___ Data for the task

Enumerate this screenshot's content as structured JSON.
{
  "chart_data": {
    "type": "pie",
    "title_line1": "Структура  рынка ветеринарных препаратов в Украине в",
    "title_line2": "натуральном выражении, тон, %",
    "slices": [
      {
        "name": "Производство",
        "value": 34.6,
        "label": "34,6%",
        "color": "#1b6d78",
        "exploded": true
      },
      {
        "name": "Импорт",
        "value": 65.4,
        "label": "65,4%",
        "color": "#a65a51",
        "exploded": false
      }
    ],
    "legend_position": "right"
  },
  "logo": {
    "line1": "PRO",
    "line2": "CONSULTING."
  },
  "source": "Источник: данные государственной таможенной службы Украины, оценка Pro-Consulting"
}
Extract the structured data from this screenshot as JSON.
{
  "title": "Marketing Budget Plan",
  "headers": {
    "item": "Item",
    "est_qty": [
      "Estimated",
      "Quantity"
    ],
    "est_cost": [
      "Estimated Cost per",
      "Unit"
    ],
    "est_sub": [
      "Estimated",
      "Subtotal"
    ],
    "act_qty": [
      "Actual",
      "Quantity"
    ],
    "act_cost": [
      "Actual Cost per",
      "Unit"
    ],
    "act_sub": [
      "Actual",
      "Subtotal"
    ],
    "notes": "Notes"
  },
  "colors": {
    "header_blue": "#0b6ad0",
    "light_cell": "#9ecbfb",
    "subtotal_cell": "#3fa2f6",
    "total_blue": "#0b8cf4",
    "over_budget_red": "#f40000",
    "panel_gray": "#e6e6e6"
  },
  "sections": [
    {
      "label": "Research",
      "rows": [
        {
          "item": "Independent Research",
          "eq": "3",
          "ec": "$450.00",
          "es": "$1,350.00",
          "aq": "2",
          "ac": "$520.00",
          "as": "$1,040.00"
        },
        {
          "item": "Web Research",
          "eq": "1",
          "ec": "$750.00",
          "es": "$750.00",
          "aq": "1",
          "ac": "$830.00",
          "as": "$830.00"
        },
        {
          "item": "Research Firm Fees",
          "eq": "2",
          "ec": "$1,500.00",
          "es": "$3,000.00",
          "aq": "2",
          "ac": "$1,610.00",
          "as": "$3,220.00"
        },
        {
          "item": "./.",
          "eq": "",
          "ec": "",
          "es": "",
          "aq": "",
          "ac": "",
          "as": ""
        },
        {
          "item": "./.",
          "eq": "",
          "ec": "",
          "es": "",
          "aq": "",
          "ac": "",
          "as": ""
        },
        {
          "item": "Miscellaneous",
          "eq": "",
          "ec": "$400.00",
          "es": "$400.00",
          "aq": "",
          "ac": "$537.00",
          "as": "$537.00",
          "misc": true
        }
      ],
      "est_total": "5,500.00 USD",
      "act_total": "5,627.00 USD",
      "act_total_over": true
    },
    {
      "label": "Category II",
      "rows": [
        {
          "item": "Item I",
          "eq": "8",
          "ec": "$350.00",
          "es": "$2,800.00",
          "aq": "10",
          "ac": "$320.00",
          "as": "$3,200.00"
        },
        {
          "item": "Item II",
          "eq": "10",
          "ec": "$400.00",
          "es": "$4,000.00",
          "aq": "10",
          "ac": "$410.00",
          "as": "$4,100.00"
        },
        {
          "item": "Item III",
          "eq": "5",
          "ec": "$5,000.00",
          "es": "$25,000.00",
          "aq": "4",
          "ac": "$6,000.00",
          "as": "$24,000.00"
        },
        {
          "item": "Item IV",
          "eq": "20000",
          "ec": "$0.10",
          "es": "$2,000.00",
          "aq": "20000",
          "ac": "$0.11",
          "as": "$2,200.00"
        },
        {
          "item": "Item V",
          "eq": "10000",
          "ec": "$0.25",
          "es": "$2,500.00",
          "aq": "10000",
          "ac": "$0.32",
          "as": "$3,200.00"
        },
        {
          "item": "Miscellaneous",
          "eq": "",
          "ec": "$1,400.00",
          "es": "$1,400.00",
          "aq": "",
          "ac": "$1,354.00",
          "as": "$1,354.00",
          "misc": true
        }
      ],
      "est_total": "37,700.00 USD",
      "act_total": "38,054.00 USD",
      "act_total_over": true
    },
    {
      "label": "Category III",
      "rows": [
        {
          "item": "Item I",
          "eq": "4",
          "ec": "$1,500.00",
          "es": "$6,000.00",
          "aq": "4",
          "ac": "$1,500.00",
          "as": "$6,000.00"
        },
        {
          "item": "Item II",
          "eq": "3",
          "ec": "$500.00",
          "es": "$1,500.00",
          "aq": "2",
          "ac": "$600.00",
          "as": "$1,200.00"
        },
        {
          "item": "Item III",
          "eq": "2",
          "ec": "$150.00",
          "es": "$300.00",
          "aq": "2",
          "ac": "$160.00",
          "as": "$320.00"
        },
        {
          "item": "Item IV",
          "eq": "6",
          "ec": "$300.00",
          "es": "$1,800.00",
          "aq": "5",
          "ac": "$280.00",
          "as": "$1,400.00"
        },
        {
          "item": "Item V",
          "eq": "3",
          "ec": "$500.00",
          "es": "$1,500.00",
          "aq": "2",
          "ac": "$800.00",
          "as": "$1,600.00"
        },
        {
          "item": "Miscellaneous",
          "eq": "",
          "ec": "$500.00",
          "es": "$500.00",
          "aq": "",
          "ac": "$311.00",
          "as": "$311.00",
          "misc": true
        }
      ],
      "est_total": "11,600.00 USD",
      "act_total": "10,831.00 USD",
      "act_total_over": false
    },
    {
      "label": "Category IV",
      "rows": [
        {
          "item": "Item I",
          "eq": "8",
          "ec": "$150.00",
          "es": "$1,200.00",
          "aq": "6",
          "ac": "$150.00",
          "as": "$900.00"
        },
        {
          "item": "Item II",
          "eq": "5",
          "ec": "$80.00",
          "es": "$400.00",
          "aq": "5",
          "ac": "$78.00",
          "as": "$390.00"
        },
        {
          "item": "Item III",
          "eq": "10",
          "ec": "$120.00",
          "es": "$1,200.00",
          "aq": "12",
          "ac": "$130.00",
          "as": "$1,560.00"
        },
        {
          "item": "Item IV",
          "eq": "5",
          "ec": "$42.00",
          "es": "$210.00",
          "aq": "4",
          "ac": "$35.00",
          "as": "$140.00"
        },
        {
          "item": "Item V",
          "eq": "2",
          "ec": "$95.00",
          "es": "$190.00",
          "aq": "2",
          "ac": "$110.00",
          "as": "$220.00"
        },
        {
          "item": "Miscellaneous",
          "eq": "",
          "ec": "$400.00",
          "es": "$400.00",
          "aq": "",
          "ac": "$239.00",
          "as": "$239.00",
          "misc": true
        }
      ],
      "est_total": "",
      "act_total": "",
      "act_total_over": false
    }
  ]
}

______

_Exercise directions_
Report every line in the data above in which the word "label" appears.

_Solution below_
        "label": "34,6%",
        "label": "65,4%",
      "label": "Research",
      "label": "Category II",
      "label": "Category III",
      "label": "Category IV",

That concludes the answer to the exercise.